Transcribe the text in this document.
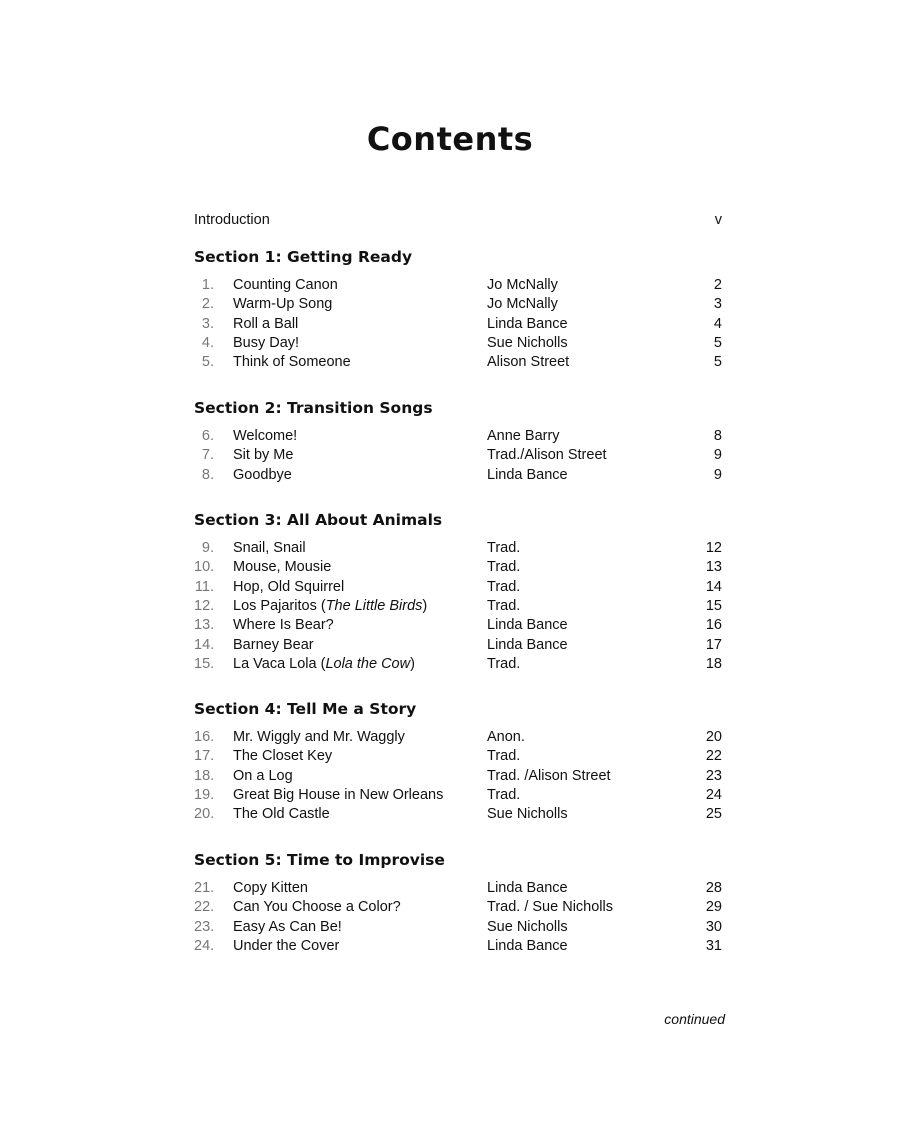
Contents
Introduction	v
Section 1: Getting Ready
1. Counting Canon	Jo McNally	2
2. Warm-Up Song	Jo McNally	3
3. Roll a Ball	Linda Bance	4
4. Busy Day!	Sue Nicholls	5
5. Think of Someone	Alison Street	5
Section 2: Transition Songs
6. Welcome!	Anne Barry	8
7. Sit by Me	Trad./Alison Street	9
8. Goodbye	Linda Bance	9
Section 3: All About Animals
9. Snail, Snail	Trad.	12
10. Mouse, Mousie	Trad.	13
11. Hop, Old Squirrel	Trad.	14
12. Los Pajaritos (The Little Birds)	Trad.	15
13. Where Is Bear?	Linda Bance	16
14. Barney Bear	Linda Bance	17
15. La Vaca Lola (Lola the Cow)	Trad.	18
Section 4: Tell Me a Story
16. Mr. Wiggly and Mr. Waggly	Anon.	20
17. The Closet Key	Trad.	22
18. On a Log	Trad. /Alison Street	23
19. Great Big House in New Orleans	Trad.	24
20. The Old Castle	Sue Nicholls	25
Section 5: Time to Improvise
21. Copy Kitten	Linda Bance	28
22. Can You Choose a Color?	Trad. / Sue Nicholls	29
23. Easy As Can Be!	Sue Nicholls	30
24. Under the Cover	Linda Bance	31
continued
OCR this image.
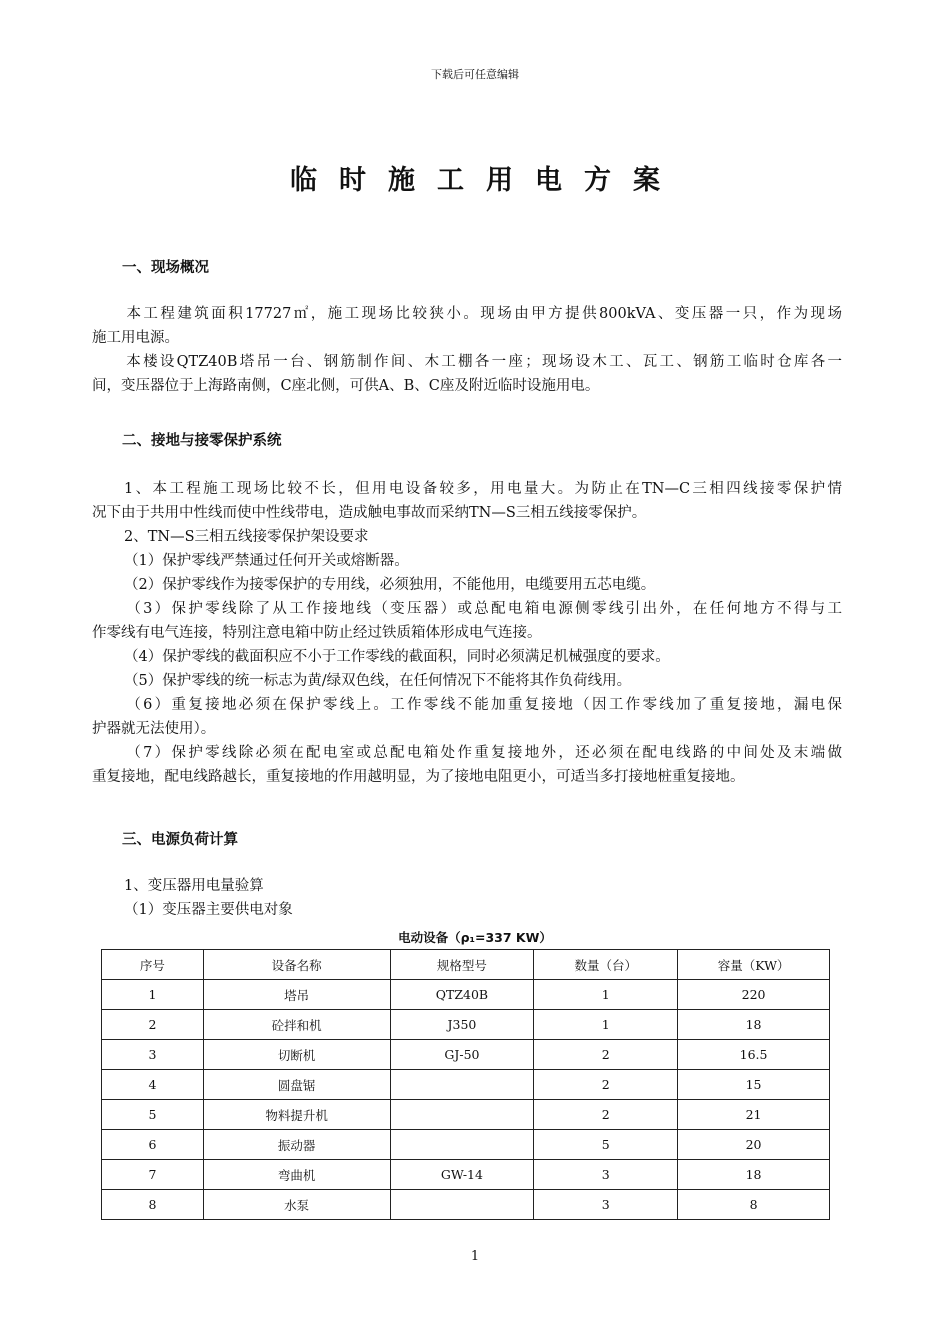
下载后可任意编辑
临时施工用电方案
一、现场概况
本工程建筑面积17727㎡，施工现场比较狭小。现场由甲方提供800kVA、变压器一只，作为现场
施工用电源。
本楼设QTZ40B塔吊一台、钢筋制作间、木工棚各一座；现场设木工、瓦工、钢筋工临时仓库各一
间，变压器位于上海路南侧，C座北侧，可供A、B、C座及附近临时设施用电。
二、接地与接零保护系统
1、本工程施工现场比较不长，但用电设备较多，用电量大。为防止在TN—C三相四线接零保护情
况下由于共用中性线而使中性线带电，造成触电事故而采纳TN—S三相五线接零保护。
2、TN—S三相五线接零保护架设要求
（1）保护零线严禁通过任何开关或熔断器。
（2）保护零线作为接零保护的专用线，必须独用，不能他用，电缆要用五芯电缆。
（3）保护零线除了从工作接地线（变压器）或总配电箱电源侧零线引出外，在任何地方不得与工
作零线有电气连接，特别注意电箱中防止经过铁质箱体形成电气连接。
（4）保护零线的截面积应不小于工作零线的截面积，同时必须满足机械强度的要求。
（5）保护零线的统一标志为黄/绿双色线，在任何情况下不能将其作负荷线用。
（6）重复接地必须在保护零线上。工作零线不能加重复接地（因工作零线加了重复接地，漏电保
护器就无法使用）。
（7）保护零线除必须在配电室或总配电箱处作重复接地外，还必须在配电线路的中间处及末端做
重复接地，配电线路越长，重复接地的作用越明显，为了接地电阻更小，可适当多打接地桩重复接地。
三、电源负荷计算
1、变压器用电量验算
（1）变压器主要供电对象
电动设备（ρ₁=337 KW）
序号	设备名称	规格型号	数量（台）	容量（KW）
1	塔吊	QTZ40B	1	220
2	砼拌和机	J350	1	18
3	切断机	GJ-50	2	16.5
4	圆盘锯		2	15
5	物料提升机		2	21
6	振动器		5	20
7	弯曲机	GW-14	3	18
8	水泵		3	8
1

* * *

Work to do:
Write out the whole listing exactly, and drop the pictures.

Full response:
Transcribe the text in this document.
Contents
Introduction	v
Section 1: Getting Ready
1. Counting Canon	Jo McNally	2
2. Warm-Up Song	Jo McNally	3
3. Roll a Ball	Linda Bance	4
4. Busy Day!	Sue Nicholls	5
5. Think of Someone	Alison Street	5
Section 2: Transition Songs
6. Welcome!	Anne Barry	8
7. Sit by Me	Trad./Alison Street	9
8. Goodbye	Linda Bance	9
Section 3: All About Animals
9. Snail, Snail	Trad.	12
10. Mouse, Mousie	Trad.	13
11. Hop, Old Squirrel	Trad.	14
12. Los Pajaritos (The Little Birds)	Trad.	15
13. Where Is Bear?	Linda Bance	16
14. Barney Bear	Linda Bance	17
15. La Vaca Lola (Lola the Cow)	Trad.	18
Section 4: Tell Me a Story
16. Mr. Wiggly and Mr. Waggly	Anon.	20
17. The Closet Key	Trad.	22
18. On a Log	Trad. /Alison Street	23
19. Great Big House in New Orleans	Trad.	24
20. The Old Castle	Sue Nicholls	25
Section 5: Time to Improvise
21. Copy Kitten	Linda Bance	28
22. Can You Choose a Color?	Trad. / Sue Nicholls	29
23. Easy As Can Be!	Sue Nicholls	30
24. Under the Cover	Linda Bance	31
continued
OCR this image.
下载后可任意编辑
临时施工用电方案
一、现场概况
本工程建筑面积17727㎡，施工现场比较狭小。现场由甲方提供800kVA、变压器一只，作为现场
施工用电源。
本楼设QTZ40B塔吊一台、钢筋制作间、木工棚各一座；现场设木工、瓦工、钢筋工临时仓库各一
间，变压器位于上海路南侧，C座北侧，可供A、B、C座及附近临时设施用电。
二、接地与接零保护系统
1、本工程施工现场比较不长，但用电设备较多，用电量大。为防止在TN—C三相四线接零保护情
况下由于共用中性线而使中性线带电，造成触电事故而采纳TN—S三相五线接零保护。
2、TN—S三相五线接零保护架设要求
（1）保护零线严禁通过任何开关或熔断器。
（2）保护零线作为接零保护的专用线，必须独用，不能他用，电缆要用五芯电缆。
（3）保护零线除了从工作接地线（变压器）或总配电箱电源侧零线引出外，在任何地方不得与工
作零线有电气连接，特别注意电箱中防止经过铁质箱体形成电气连接。
（4）保护零线的截面积应不小于工作零线的截面积，同时必须满足机械强度的要求。
（5）保护零线的统一标志为黄/绿双色线，在任何情况下不能将其作负荷线用。
（6）重复接地必须在保护零线上。工作零线不能加重复接地（因工作零线加了重复接地，漏电保
护器就无法使用）。
（7）保护零线除必须在配电室或总配电箱处作重复接地外，还必须在配电线路的中间处及末端做
重复接地，配电线路越长，重复接地的作用越明显，为了接地电阻更小，可适当多打接地桩重复接地。
三、电源负荷计算
1、变压器用电量验算
（1）变压器主要供电对象
电动设备（ρ₁=337 KW）
序号	设备名称	规格型号	数量（台）	容量（KW）
1	塔吊	QTZ40B	1	220
2	砼拌和机	J350	1	18
3	切断机	GJ-50	2	16.5
4	圆盘锯		2	15
5	物料提升机		2	21
6	振动器		5	20
7	弯曲机	GW-14	3	18
8	水泵		3	8
1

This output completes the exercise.